• [SHORT EXERCISE] An exact copy of every record is needed.

• [DATASET]
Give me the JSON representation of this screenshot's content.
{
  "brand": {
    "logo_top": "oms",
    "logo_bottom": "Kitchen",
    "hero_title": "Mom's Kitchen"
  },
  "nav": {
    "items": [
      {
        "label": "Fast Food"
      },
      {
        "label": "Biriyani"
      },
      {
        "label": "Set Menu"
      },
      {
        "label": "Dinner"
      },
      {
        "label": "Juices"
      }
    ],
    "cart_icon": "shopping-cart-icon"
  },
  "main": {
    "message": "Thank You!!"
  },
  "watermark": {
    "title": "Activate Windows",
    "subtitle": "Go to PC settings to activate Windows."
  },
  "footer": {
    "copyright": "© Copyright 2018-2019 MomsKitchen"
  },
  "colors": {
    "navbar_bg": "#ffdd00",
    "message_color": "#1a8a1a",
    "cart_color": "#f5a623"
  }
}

• [REPLY]
Give me the JSON representation of this screenshot's content.
{
  "brand": {
    "logo_top": "oms",
    "logo_bottom": "Kitchen",
    "hero_title": "Mom's Kitchen"
  },
  "nav": {
    "items": [
      {
        "label": "Fast Food"
      },
      {
        "label": "Biriyani"
      },
      {
        "label": "Set Menu"
      },
      {
        "label": "Dinner"
      },
      {
        "label": "Juices"
      }
    ],
    "cart_icon": "shopping-cart-icon"
  },
  "main": {
    "message": "Thank You!!"
  },
  "watermark": {
    "title": "Activate Windows",
    "subtitle": "Go to PC settings to activate Windows."
  },
  "footer": {
    "copyright": "© Copyright 2018-2019 MomsKitchen"
  },
  "colors": {
    "navbar_bg": "#ffdd00",
    "message_color": "#1a8a1a",
    "cart_color": "#f5a623"
  }
}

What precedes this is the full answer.